GOAL OF THE EXERCISE
In the material below, list every line carrying the string "遂溪县职业技术学校实训基地项目建设用地剩余".

INFORMATION SHOWN
========================================

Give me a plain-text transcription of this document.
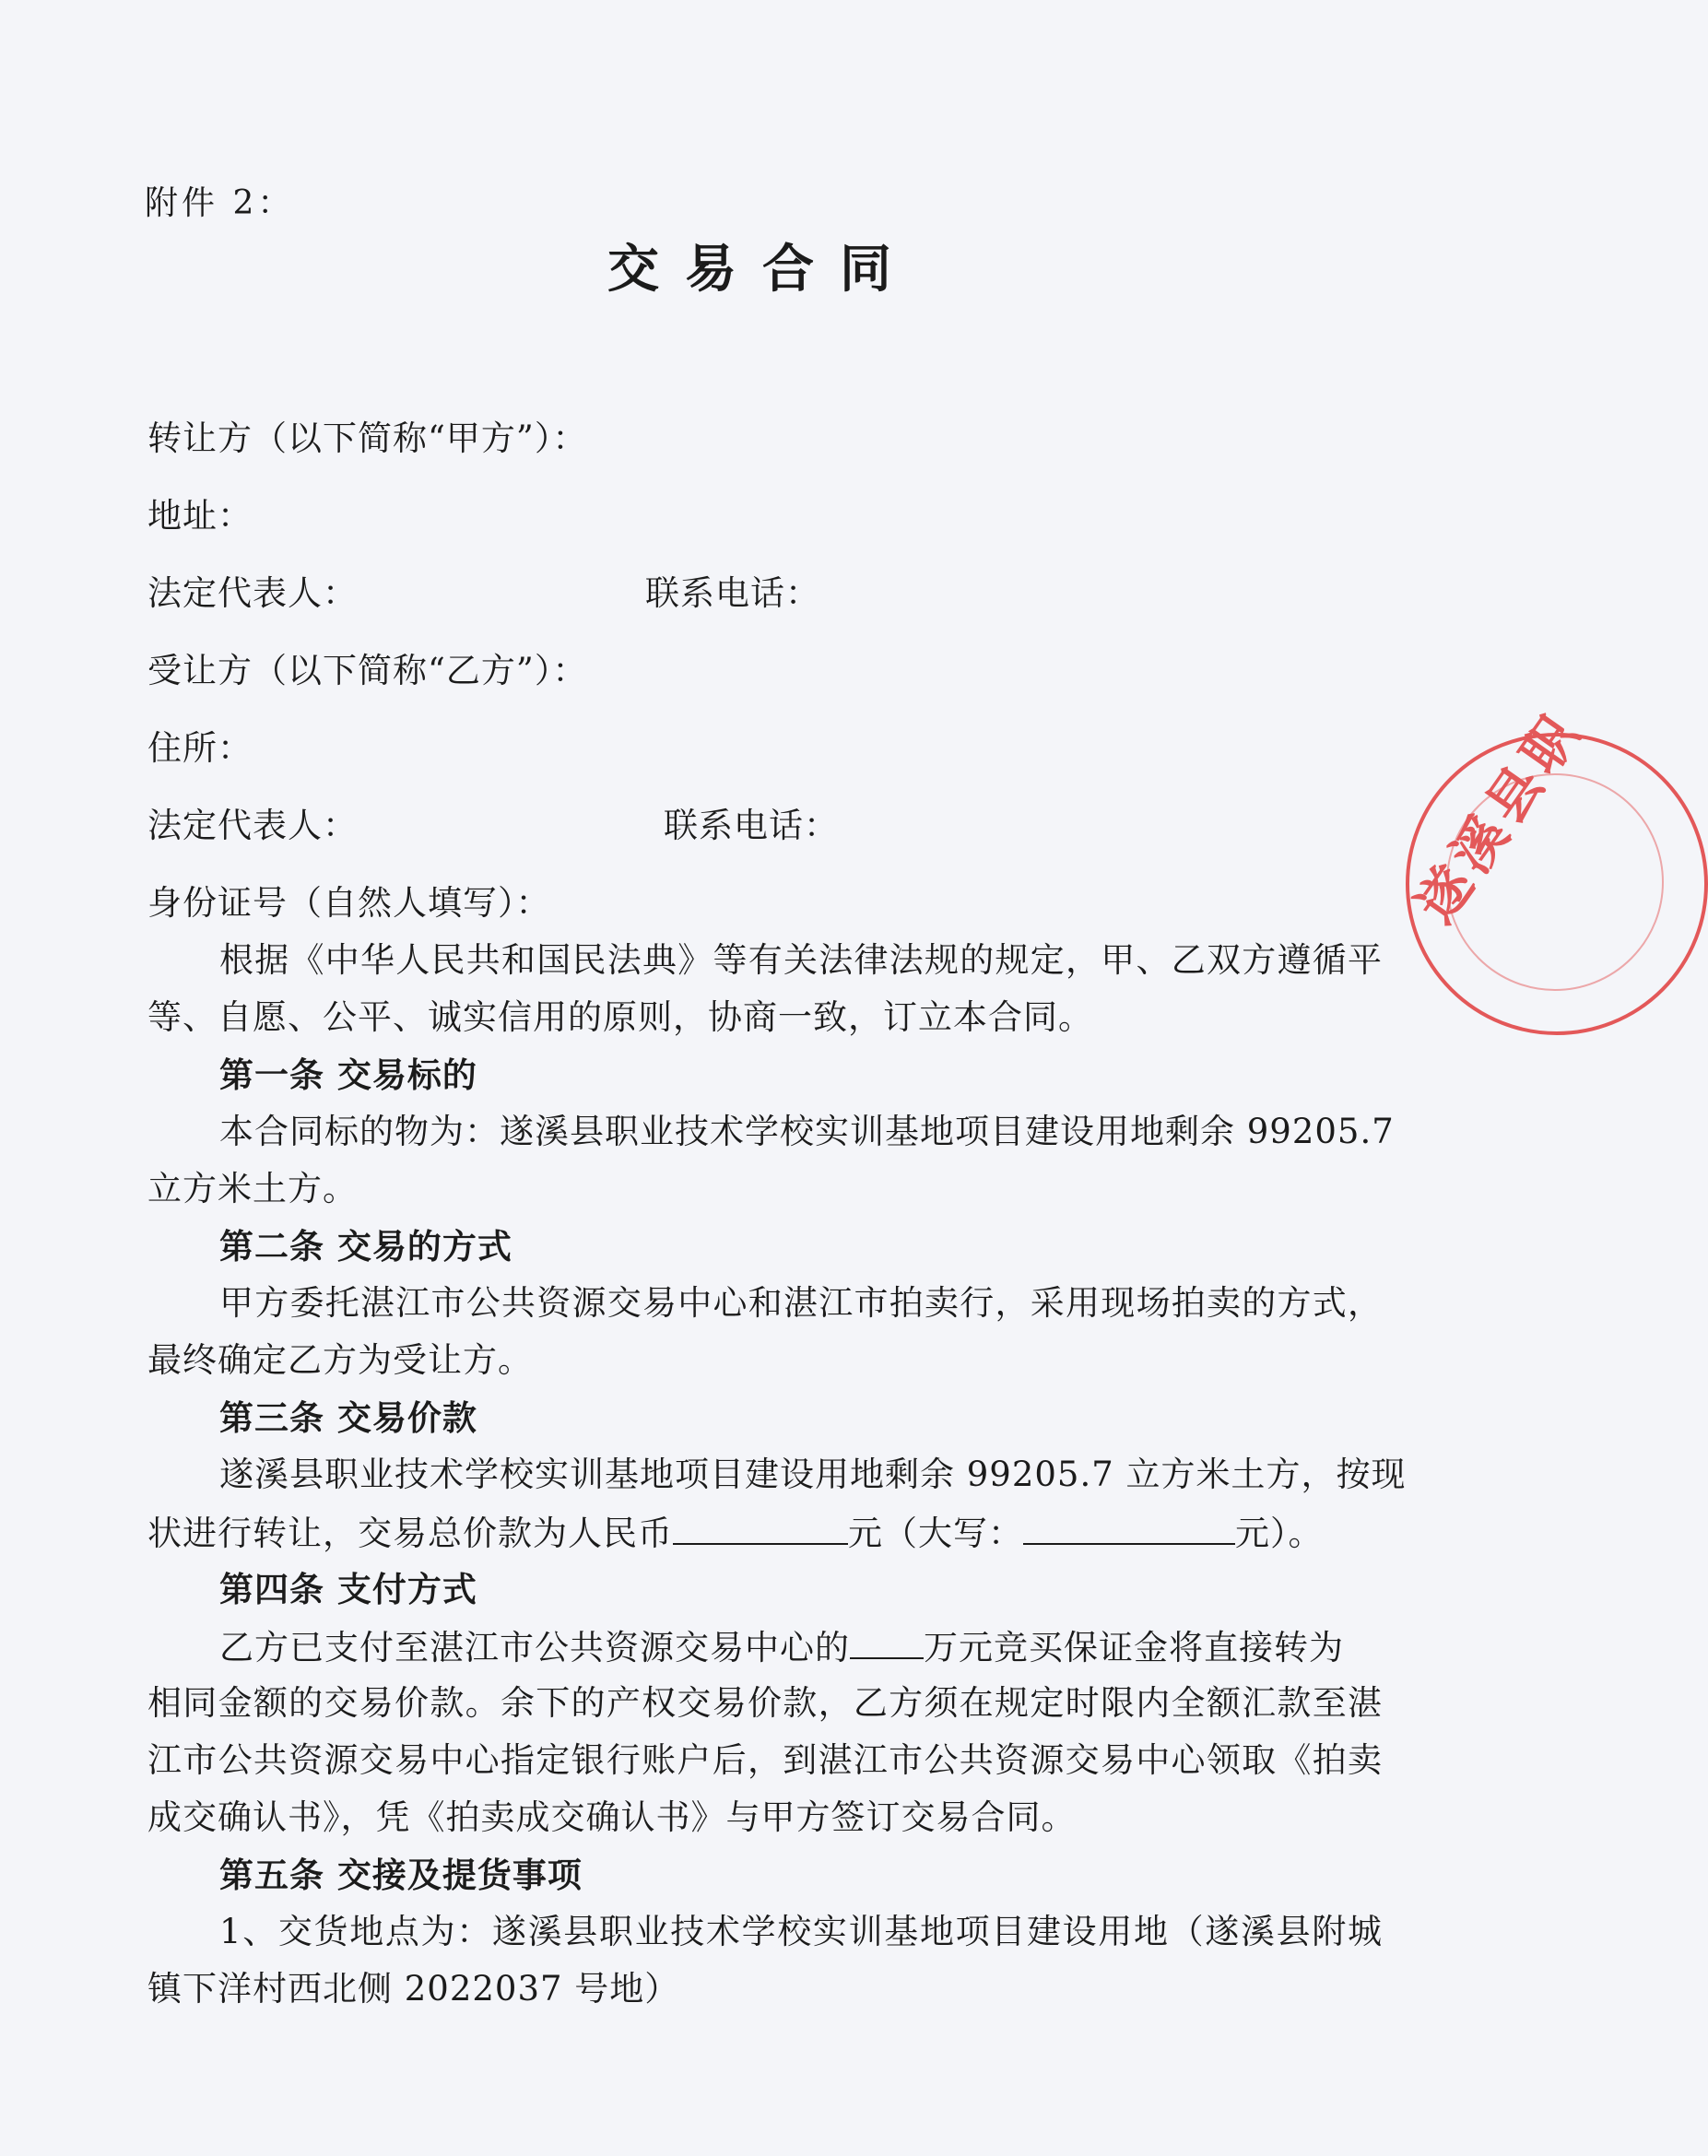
附件 2：
交易合同
转让方（以下简称“甲方”）：
地址：
法定代表人：	联系电话：
受让方（以下简称“乙方”）：
住所：
法定代表人：	联系电话：
身份证号（自然人填写）：
根据《中华人民共和国民法典》等有关法律法规的规定，甲、乙双方遵循平
等、自愿、公平、诚实信用的原则，协商一致，订立本合同。
第一条 交易标的
本合同标的物为：遂溪县职业技术学校实训基地项目建设用地剩余 99205.7
立方米土方。
第二条 交易的方式
甲方委托湛江市公共资源交易中心和湛江市拍卖行，采用现场拍卖的方式，
最终确定乙方为受让方。
第三条 交易价款
遂溪县职业技术学校实训基地项目建设用地剩余 99205.7 立方米土方，按现
状进行转让，交易总价款为人民币	元（大写：	元）。
第四条 支付方式
乙方已支付至湛江市公共资源交易中心的 万元竞买保证金将直接转为
相同金额的交易价款。余下的产权交易价款，乙方须在规定时限内全额汇款至湛
江市公共资源交易中心指定银行账户后，到湛江市公共资源交易中心领取《拍卖
成交确认书》，凭《拍卖成交确认书》与甲方签订交易合同。
第五条 交接及提货事项
1、交货地点为：遂溪县职业技术学校实训基地项目建设用地（遂溪县附城
镇下洋村西北侧 2022037 号地）
遂溪县职
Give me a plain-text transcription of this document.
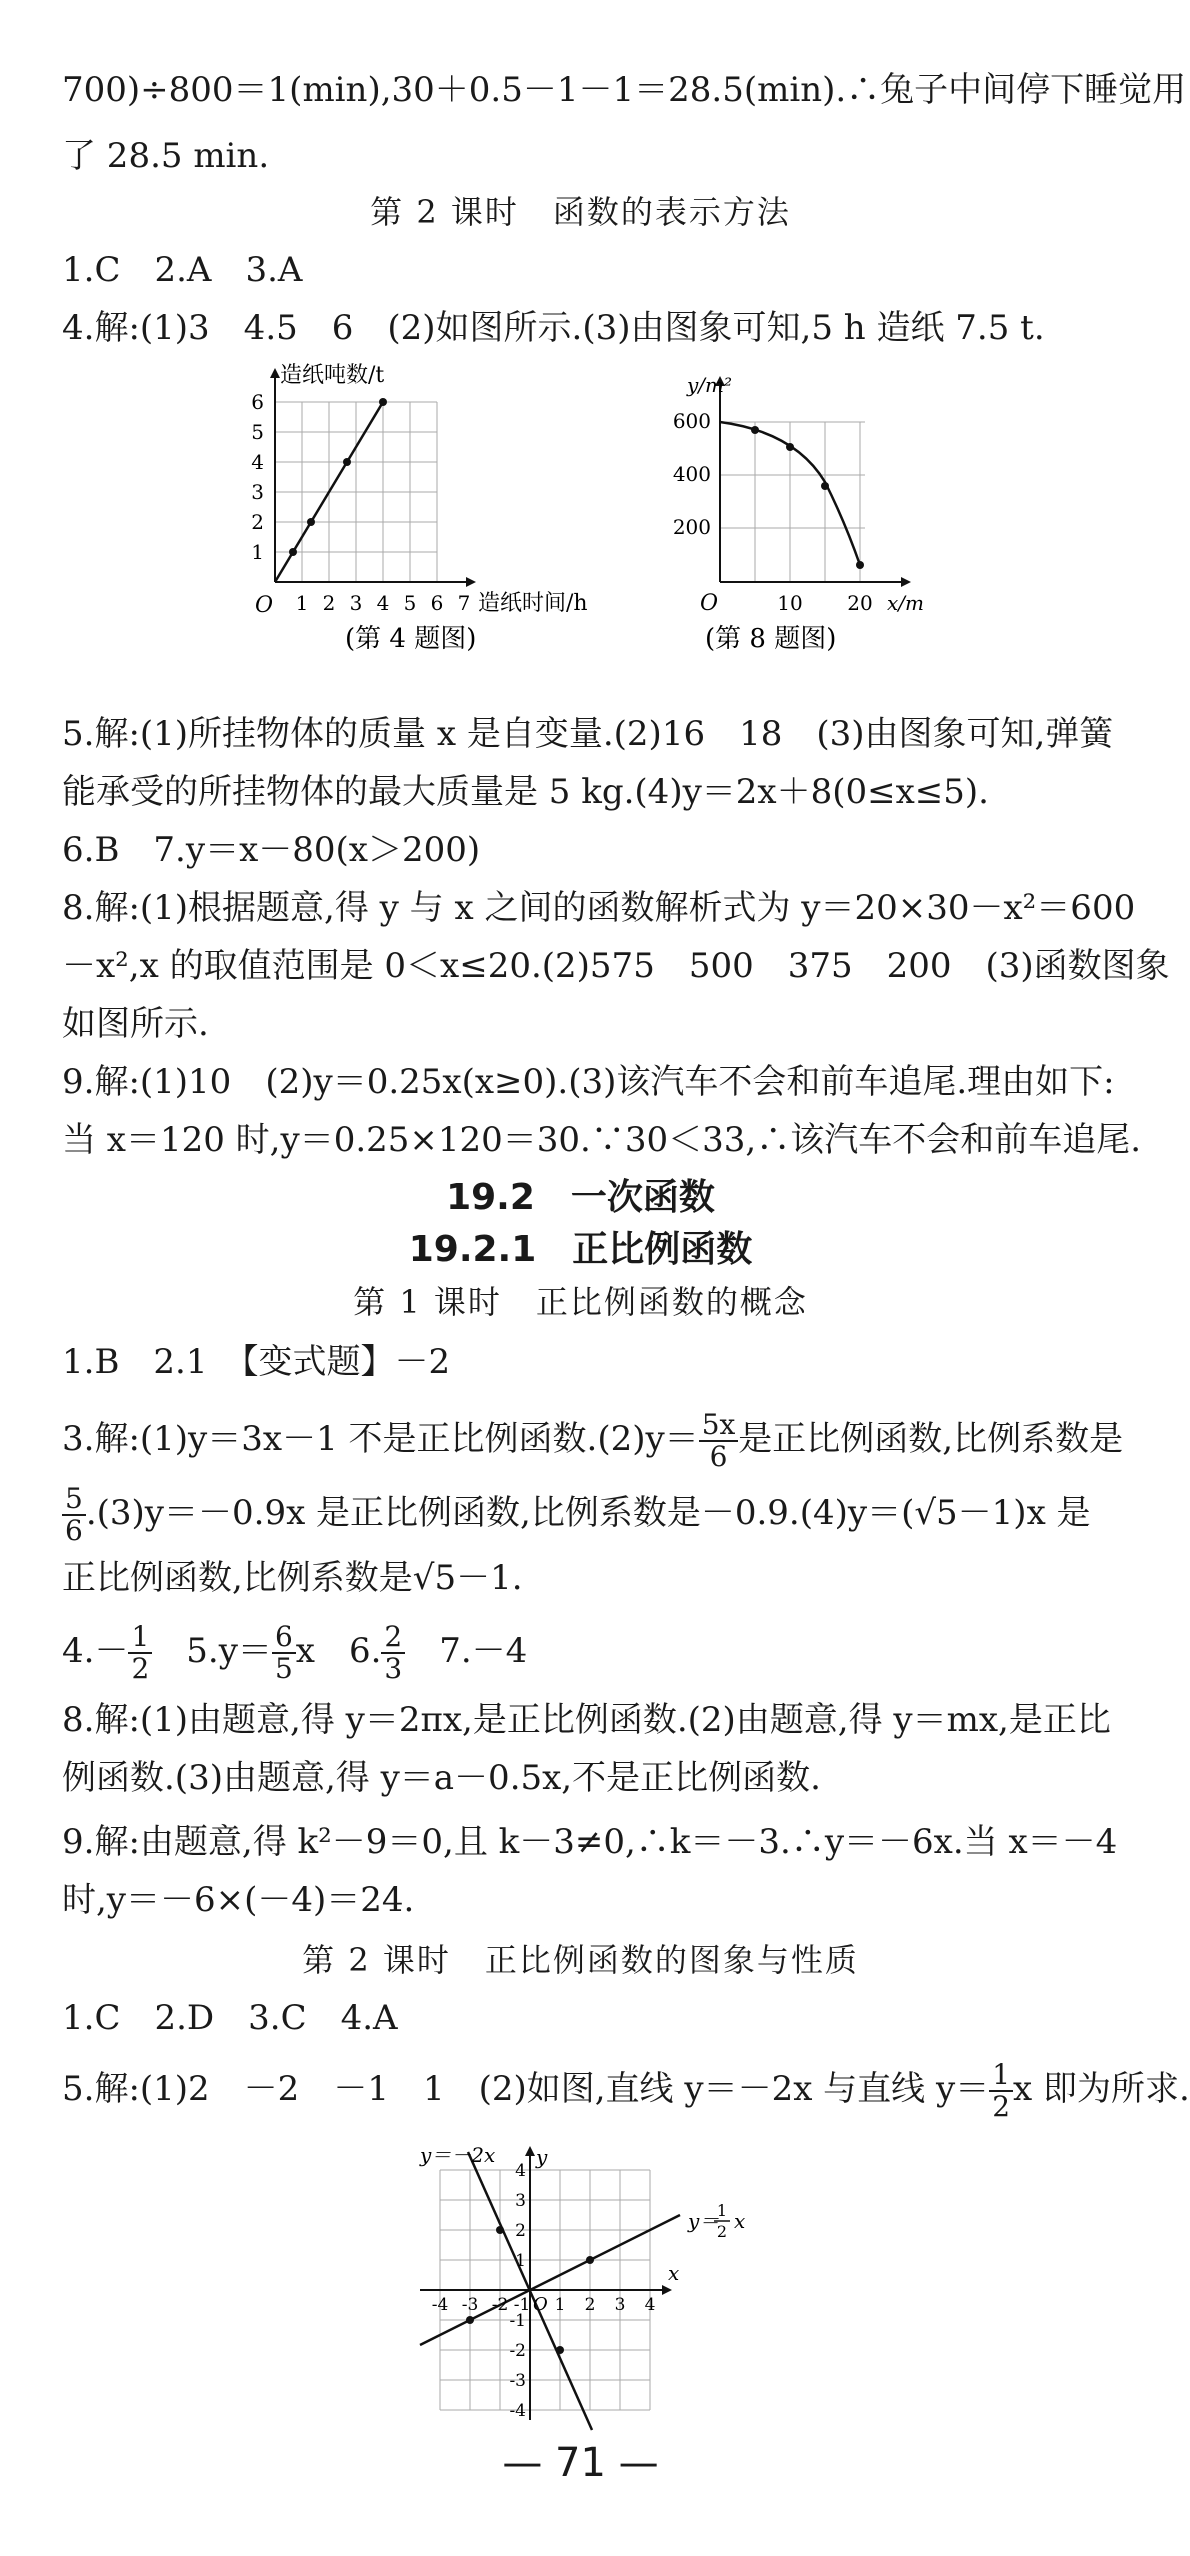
700)÷800＝1(min),30＋0.5－1－1＝28.5(min).∴兔子中间停下睡觉用
了 28.5 min.
第 2 课时　函数的表示方法
1.C　2.A　3.A
4.解:(1)3　4.5　6　(2)如图所示.(3)由图象可知,5 h 造纸 7.5 t.
造纸吨数/t
O 1 2 3 4 5 6 7
1
2
3
4
5
6
造纸时间/h
(第 4 题图)
y/m²
600
400
200
O	10 20 x/m
(第 8 题图)
5.解:(1)所挂物体的质量 x 是自变量.(2)16　18　(3)由图象可知,弹簧
能承受的所挂物体的最大质量是 5 kg.(4)y＝2x＋8(0≤x≤5).
6.B　7.y＝x－80(x＞200)
8.解:(1)根据题意,得 y 与 x 之间的函数解析式为 y＝20×30－x²＝600
－x²,x 的取值范围是 0＜x≤20.(2)575　500　375　200　(3)函数图象
如图所示.
9.解:(1)10　(2)y＝0.25x(x≥0).(3)该汽车不会和前车追尾.理由如下:
当 x＝120 时,y＝0.25×120＝30.∵30＜33,∴该汽车不会和前车追尾.
19.2　一次函数
19.2.1　正比例函数
第 1 课时　正比例函数的概念
1.B　2.1　【变式题】－2
3.解:(1)y＝3x－1 不是正比例函数$.(2)y= \frac{5x}{6}$ 是正比例函数,比例系数是
$\frac{5}{6} .(3)y=-0.9x$ 是正比例函数,比例系数是－0.9.(4)y＝(√5－1)x 是
正比例函数,比例系数是√5－1.
$4.- \frac{1}{2}$ 　$5.y= \frac{6}{5}$ x　6. $\frac{2}{3}$ 　7.－4
8.解:(1)由题意,得 y＝2πx,是正比例函数.(2)由题意,得 y＝mx,是正比
例函数.(3)由题意,得 y＝a－0.5x,不是正比例函数.
9.解:由题意,得 k²－9＝0,且 k－3≠0,∴k＝－3.∴y＝－6x.当 x＝－4
时,y＝－6×(－4)＝24.
第 2 课时　正比例函数的图象与性质
1.C　2.D　3.C　4.A
5.解:(1)2　－2　－1　1　(2)如图,直线 y＝－2x 与直线 $y= \frac{1}{2}$ x 即为所求.
y＝－2x y
x
y＝
1
2 x
O
-4 -3 -2 -1 1 2 3 4
4
3
2
1
-1
-2
-3
-4
— 71 —
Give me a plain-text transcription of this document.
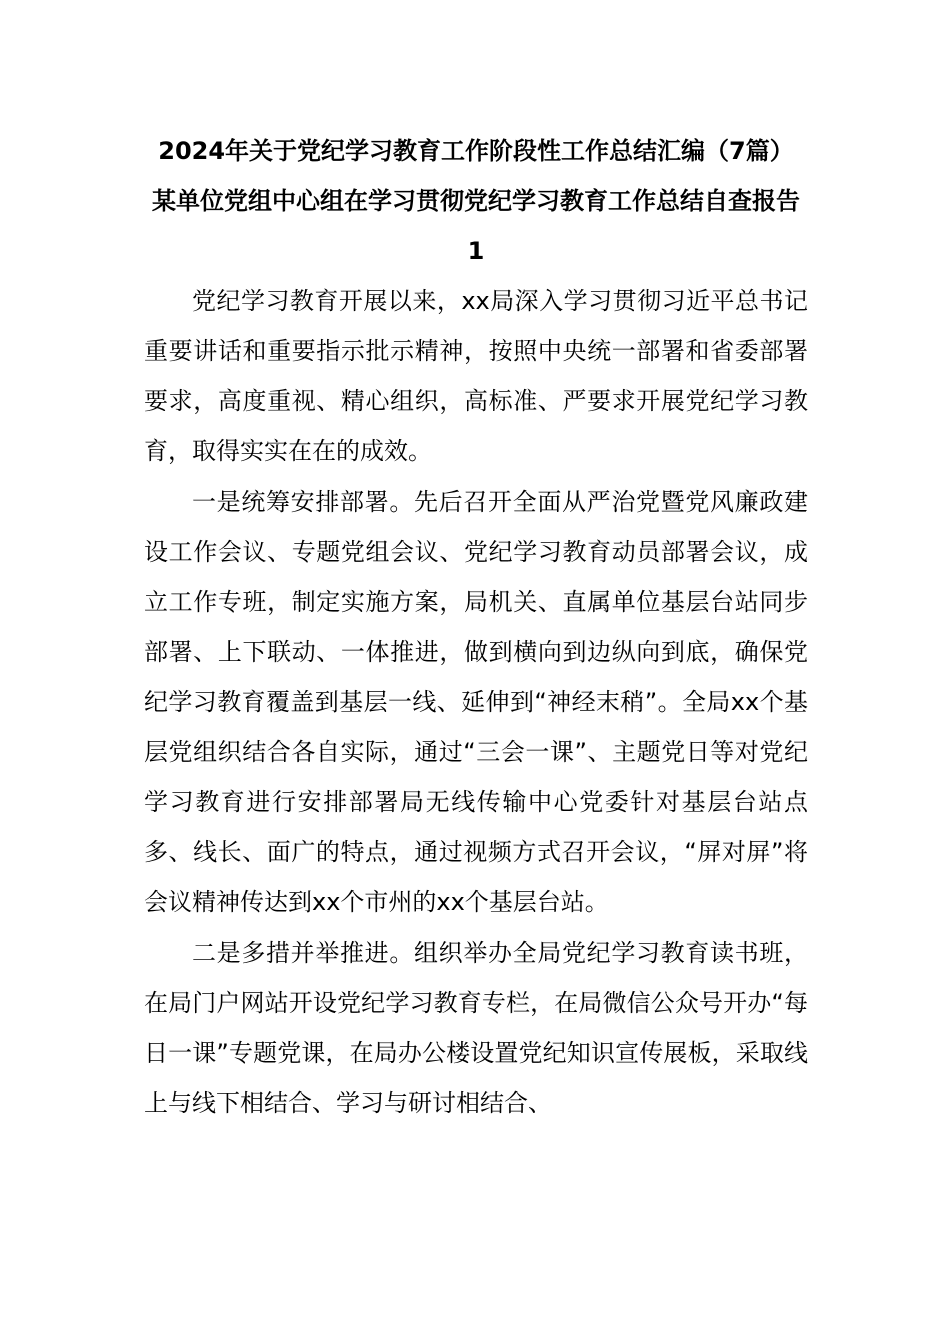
2024年关于党纪学习教育工作阶段性工作总结汇编（7篇）
某单位党组中心组在学习贯彻党纪学习教育工作总结自查报告 1

党纪学习教育开展以来，xx局深入学习贯彻习近平总书记重要讲话和重要指示批示精神，按照中央统一部署和省委部署要求，高度重视、精心组织，高标准、严要求开展党纪学习教育，取得实实在在的成效。

一是统筹安排部署。先后召开全面从严治党暨党风廉政建设工作会议、专题党组会议、党纪学习教育动员部署会议，成立工作专班，制定实施方案，局机关、直属单位基层台站同步部署、上下联动、一体推进，做到横向到边纵向到底，确保党纪学习教育覆盖到基层一线、延伸到“神经末稍”。全局xx个基层党组织结合各自实际，通过“三会一课”、主题党日等对党纪学习教育进行安排部署局无线传输中心党委针对基层台站点多、线长、面广的特点，通过视频方式召开会议，“屏对屏”将会议精神传达到xx个市州的xx个基层台站。

二是多措并举推进。组织举办全局党纪学习教育读书班，在局门户网站开设党纪学习教育专栏，在局微信公众号开办“每日一课”专题党课，在局办公楼设置党纪知识宣传展板，采取线上与线下相结合、学习与研讨相结合、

========================================

COMPLETE ANSWER
本合同标的物为：遂溪县职业技术学校实训基地项目建设用地剩余 99205.7
遂溪县职业技术学校实训基地项目建设用地剩余 99205.7 立方米土方，按现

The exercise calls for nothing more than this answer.